=== What the task asks ===
Each line of the listing that contains the word "till" is to be copied.

Collected data
:::::

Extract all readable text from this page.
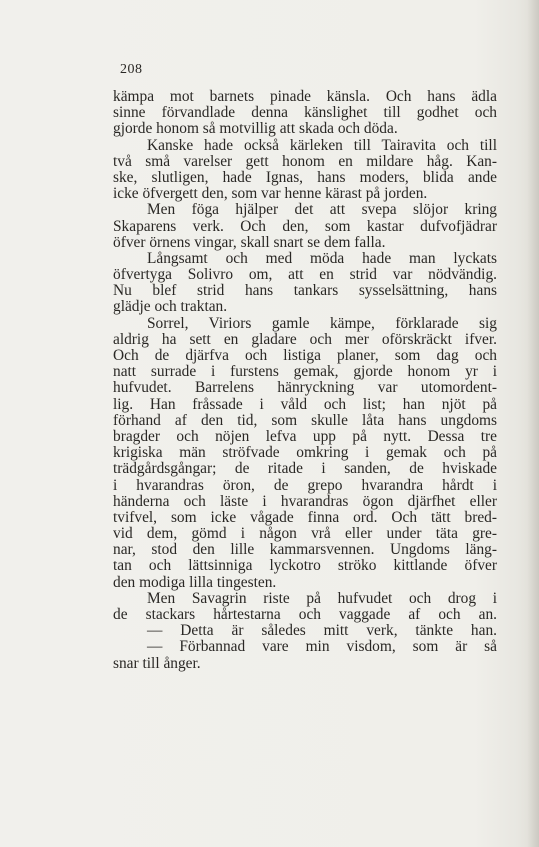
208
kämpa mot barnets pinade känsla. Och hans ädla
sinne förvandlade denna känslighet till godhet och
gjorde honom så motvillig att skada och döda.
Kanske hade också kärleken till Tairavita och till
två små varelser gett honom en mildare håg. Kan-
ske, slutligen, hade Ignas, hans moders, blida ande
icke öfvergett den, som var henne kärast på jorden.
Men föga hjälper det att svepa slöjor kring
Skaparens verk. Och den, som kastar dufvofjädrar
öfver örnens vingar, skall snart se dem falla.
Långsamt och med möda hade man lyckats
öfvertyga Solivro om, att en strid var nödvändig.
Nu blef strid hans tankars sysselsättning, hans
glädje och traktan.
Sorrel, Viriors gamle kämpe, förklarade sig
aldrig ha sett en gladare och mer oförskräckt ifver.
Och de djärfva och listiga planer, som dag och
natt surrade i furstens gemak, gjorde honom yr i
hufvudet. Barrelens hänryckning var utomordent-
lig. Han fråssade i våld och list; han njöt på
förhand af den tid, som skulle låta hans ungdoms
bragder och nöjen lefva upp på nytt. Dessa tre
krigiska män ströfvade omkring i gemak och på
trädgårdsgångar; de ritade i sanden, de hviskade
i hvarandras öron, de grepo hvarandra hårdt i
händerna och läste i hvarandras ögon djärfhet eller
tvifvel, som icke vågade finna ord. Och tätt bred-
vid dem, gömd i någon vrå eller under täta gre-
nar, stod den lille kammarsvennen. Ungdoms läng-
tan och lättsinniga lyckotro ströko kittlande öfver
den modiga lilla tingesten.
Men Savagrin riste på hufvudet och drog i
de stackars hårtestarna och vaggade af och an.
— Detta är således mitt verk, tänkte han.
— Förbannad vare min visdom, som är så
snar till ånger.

:::::

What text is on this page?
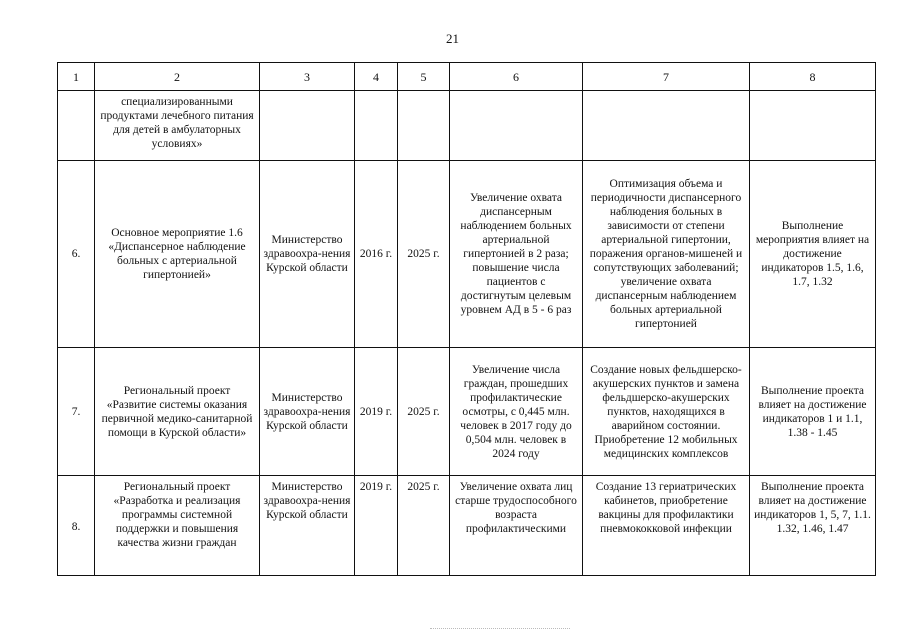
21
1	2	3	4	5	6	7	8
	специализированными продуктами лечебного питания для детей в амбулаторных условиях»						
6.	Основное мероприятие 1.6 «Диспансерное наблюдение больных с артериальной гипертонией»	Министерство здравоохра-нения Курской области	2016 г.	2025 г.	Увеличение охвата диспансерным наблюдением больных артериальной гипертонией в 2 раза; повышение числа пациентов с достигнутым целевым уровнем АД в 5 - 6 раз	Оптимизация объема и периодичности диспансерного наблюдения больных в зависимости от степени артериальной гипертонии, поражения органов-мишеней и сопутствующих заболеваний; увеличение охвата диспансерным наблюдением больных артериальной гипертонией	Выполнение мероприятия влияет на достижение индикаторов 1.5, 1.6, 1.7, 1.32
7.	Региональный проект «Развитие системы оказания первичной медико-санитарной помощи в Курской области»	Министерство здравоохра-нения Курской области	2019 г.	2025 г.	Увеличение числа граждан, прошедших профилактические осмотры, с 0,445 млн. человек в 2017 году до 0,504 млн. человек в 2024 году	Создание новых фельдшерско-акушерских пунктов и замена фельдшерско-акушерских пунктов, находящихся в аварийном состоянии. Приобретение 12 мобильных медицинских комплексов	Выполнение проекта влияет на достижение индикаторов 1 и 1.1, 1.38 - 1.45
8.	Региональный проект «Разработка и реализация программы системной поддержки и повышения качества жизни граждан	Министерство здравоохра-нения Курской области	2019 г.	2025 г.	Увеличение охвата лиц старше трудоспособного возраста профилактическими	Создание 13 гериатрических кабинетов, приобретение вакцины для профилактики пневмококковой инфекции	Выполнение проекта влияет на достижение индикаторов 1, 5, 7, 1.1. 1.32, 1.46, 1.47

:::::

=== Result of this task ===
sinne förvandlade denna känslighet till godhet och
Kanske hade också kärleken till Tairavita och till
snar till ånger.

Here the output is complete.